__GIVEN TASK__
Find the lines that hold the word "true" and return them.

========

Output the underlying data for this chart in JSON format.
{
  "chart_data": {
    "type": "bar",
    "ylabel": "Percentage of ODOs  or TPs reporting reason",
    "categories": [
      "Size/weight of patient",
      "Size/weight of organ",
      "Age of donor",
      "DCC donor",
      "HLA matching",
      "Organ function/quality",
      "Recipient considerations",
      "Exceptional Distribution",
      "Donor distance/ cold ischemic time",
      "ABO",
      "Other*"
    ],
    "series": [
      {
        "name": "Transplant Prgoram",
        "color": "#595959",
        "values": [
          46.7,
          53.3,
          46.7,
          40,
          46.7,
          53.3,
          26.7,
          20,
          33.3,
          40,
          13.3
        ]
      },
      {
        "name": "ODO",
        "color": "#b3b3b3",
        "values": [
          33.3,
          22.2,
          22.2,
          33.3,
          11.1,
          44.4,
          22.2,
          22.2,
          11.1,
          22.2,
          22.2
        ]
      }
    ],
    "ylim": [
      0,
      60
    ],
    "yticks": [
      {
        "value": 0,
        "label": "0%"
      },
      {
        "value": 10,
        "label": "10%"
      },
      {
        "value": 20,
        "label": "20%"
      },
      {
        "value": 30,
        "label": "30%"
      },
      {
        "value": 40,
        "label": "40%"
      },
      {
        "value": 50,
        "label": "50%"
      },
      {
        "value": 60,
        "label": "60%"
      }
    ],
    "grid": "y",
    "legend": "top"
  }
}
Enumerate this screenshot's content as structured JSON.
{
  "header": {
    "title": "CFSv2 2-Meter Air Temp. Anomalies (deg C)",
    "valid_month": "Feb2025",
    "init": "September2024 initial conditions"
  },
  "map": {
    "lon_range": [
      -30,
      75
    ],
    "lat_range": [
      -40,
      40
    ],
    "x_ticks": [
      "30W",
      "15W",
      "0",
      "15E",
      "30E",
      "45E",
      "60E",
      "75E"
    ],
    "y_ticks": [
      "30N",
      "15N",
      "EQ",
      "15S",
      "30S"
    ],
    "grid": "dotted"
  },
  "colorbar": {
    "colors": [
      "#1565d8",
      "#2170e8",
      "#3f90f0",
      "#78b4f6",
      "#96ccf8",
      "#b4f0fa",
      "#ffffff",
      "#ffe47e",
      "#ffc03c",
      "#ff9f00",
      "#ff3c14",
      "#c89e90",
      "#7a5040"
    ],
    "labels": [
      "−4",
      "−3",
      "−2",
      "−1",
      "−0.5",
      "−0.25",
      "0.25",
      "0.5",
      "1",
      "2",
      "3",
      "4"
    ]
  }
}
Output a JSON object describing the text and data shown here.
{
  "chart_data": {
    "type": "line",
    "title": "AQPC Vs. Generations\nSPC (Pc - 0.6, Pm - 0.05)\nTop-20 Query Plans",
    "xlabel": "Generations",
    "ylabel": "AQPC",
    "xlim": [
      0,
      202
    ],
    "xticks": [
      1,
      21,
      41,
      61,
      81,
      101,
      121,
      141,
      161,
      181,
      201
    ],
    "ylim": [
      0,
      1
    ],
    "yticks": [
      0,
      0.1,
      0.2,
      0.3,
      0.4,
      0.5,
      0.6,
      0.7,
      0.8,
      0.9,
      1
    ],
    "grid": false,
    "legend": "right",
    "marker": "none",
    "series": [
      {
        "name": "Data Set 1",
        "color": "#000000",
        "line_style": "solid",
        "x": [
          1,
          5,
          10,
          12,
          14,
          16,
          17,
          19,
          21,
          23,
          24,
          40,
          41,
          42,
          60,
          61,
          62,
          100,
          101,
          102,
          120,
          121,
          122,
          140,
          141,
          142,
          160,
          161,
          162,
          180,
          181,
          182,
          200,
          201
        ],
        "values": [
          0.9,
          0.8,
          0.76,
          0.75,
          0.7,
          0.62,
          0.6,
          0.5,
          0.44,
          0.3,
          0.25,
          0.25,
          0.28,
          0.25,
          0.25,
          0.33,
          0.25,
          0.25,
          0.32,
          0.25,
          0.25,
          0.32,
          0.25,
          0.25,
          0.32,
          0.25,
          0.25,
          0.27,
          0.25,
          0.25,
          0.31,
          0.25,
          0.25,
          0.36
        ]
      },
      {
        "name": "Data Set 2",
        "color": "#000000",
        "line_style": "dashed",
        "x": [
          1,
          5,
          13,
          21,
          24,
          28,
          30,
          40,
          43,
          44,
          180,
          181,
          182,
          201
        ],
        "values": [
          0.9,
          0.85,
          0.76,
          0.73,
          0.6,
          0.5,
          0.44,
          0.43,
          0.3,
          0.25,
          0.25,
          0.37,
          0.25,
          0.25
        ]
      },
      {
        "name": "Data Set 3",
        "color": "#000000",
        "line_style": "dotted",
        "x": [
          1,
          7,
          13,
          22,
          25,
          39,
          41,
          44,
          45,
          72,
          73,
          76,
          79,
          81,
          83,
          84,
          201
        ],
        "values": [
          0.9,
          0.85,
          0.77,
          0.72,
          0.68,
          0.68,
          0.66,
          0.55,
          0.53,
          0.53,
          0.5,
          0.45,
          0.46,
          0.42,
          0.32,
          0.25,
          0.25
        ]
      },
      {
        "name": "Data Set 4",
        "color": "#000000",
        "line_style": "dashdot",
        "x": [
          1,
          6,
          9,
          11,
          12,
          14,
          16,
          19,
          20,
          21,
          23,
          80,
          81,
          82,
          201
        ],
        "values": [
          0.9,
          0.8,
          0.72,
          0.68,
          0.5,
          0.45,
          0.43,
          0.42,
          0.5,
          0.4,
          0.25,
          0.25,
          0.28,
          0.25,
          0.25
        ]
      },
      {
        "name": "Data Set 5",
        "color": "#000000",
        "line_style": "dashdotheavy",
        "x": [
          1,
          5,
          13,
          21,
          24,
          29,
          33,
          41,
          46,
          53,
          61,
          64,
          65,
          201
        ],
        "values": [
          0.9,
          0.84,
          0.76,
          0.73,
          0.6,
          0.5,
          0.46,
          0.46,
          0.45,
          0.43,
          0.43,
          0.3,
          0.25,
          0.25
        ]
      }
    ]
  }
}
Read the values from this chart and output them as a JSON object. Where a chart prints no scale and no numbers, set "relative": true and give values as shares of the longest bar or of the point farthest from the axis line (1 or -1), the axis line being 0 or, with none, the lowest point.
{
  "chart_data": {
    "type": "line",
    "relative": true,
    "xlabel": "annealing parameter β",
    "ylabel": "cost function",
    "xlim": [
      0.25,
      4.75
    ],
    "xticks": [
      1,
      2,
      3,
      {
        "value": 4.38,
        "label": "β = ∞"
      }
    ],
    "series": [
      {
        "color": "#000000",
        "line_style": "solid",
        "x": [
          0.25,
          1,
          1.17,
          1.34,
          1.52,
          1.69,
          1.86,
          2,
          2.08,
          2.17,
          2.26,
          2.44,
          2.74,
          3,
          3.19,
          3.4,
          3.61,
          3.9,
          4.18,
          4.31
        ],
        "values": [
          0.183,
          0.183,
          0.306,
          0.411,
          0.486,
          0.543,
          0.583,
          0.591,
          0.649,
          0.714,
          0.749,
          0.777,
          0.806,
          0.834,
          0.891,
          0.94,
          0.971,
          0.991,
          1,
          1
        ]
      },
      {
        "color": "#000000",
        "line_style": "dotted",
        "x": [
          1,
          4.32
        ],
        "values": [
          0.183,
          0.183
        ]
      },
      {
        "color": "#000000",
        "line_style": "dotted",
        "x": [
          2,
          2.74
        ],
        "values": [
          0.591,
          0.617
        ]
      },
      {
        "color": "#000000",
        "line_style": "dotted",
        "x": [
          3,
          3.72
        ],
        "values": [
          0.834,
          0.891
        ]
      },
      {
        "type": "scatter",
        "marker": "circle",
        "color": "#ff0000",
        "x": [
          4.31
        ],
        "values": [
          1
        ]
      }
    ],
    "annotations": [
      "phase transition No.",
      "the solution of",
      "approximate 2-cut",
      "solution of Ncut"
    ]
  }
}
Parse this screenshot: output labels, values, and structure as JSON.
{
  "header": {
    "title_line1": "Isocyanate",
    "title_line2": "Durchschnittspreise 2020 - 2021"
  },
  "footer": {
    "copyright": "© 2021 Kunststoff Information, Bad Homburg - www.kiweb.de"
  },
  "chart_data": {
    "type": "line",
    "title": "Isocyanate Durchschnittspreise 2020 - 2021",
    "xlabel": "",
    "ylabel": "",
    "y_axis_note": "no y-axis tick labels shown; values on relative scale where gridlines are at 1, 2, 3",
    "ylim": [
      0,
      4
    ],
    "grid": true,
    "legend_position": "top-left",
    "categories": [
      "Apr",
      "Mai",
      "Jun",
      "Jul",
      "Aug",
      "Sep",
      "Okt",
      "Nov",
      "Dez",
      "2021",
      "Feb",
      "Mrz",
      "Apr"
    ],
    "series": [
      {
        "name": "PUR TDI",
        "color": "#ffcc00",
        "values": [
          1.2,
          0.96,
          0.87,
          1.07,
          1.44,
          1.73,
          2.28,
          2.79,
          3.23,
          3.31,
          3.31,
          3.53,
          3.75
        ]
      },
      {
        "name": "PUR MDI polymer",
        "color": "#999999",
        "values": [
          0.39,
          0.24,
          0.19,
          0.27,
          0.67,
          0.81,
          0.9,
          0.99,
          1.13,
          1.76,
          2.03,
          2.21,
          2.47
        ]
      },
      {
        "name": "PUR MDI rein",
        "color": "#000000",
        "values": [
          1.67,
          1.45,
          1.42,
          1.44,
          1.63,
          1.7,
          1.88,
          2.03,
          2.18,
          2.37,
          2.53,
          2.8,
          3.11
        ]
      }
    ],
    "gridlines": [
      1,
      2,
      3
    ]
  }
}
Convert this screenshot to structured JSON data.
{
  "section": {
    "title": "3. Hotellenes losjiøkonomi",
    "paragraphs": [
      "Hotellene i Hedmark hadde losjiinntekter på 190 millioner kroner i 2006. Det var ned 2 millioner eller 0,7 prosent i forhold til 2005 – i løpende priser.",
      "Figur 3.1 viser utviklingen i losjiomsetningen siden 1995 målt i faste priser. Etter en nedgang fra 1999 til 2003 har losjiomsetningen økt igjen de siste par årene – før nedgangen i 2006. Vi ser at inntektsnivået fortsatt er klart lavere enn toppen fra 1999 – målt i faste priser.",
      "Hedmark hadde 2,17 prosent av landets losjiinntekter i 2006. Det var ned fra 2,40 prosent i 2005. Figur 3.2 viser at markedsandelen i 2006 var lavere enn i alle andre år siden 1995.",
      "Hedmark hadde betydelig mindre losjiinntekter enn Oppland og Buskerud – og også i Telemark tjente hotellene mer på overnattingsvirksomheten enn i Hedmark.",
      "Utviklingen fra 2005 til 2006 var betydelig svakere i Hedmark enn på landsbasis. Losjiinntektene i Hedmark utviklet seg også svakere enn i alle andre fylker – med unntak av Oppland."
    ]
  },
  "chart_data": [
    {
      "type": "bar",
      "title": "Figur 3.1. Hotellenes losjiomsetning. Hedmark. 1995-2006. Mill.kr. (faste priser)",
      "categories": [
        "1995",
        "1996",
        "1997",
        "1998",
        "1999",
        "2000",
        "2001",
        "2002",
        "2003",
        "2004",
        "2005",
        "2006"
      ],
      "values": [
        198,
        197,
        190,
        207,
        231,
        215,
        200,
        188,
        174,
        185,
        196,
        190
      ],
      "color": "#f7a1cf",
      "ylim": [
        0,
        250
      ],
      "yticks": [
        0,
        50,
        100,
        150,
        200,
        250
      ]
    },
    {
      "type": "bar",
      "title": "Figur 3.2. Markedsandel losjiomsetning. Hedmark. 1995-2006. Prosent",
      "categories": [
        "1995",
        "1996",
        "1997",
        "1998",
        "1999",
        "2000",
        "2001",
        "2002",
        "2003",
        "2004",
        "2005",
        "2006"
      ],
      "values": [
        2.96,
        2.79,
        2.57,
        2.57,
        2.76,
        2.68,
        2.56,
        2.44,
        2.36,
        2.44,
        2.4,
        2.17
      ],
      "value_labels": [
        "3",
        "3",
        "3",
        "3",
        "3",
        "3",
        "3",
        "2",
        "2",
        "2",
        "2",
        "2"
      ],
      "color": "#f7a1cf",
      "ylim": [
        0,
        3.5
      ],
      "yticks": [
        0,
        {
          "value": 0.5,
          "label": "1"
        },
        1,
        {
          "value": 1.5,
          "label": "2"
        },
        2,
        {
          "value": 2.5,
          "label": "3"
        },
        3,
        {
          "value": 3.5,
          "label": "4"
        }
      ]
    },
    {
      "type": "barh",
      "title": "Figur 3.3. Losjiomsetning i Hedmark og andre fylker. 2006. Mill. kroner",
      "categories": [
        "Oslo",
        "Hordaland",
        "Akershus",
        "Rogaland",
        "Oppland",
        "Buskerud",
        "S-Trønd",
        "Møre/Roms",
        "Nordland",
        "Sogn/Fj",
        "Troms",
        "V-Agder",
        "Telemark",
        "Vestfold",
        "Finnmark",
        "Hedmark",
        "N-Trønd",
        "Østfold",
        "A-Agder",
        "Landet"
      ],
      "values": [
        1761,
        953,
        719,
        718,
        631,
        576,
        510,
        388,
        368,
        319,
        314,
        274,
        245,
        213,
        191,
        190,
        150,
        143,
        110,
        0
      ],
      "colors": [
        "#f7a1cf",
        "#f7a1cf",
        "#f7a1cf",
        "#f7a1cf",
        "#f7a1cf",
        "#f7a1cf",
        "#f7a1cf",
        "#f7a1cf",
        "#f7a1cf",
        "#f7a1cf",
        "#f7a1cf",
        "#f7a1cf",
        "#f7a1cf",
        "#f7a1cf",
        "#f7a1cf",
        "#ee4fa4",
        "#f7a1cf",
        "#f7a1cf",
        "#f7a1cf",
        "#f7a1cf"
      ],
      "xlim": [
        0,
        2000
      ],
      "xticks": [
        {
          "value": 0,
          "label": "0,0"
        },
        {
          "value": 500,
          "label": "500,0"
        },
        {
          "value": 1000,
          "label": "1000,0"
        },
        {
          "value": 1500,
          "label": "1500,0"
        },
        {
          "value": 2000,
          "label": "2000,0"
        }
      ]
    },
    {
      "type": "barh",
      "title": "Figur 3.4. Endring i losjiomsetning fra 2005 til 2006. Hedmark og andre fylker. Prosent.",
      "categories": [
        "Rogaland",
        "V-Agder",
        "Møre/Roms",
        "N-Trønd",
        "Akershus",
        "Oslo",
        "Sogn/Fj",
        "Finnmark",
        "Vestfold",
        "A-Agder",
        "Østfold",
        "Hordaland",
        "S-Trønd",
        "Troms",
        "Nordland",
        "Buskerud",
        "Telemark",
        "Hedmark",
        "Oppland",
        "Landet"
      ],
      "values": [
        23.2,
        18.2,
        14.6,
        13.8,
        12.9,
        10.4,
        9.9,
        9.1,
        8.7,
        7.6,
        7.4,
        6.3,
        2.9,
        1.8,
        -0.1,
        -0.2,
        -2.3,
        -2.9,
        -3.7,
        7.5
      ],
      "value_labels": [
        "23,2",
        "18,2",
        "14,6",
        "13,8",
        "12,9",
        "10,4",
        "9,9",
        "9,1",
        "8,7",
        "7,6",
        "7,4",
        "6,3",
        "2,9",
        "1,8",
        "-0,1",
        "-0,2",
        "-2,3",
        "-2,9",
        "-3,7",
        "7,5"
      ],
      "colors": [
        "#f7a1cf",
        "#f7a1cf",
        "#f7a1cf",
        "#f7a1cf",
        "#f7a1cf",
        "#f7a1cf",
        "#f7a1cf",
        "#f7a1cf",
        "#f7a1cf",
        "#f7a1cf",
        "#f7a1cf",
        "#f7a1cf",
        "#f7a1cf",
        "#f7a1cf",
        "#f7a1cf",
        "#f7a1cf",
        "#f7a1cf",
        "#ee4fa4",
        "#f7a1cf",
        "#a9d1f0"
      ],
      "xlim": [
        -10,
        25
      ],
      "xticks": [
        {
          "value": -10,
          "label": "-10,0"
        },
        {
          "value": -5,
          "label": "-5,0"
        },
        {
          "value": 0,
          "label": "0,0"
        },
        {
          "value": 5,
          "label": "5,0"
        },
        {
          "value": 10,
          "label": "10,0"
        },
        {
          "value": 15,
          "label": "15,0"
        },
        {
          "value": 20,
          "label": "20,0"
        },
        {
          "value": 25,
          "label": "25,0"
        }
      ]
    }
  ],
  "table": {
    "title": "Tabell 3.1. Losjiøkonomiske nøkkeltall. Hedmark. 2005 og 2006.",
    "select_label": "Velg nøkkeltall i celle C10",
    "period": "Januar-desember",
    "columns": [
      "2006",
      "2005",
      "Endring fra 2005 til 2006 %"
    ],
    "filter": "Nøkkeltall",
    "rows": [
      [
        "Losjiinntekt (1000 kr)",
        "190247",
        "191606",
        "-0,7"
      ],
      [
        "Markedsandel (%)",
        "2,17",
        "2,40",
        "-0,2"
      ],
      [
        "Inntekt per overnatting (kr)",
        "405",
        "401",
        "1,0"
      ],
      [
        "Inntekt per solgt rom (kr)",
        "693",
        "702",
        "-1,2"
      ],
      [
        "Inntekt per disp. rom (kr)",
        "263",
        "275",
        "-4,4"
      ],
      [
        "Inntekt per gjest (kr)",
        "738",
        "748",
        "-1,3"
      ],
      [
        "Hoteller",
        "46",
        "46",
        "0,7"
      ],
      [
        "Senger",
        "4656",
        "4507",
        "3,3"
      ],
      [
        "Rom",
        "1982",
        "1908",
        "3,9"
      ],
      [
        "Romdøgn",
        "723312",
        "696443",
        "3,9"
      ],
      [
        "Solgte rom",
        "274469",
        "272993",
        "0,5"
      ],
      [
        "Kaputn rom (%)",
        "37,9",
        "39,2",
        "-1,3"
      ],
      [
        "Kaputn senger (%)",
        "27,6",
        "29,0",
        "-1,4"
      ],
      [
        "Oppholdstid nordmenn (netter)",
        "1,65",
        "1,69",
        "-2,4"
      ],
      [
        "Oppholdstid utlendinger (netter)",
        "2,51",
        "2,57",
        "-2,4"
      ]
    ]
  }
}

========

__RESPONSE TO THIS EXERCISE__
Read the values from this chart and output them as a JSON object. Where a chart prints no scale and no numbers, set "relative": true and give values as shares of the longest bar or of the point farthest from the axis line (1 or -1), the axis line being 0 or, with none, the lowest point.
    "relative": true,
    "grid": true,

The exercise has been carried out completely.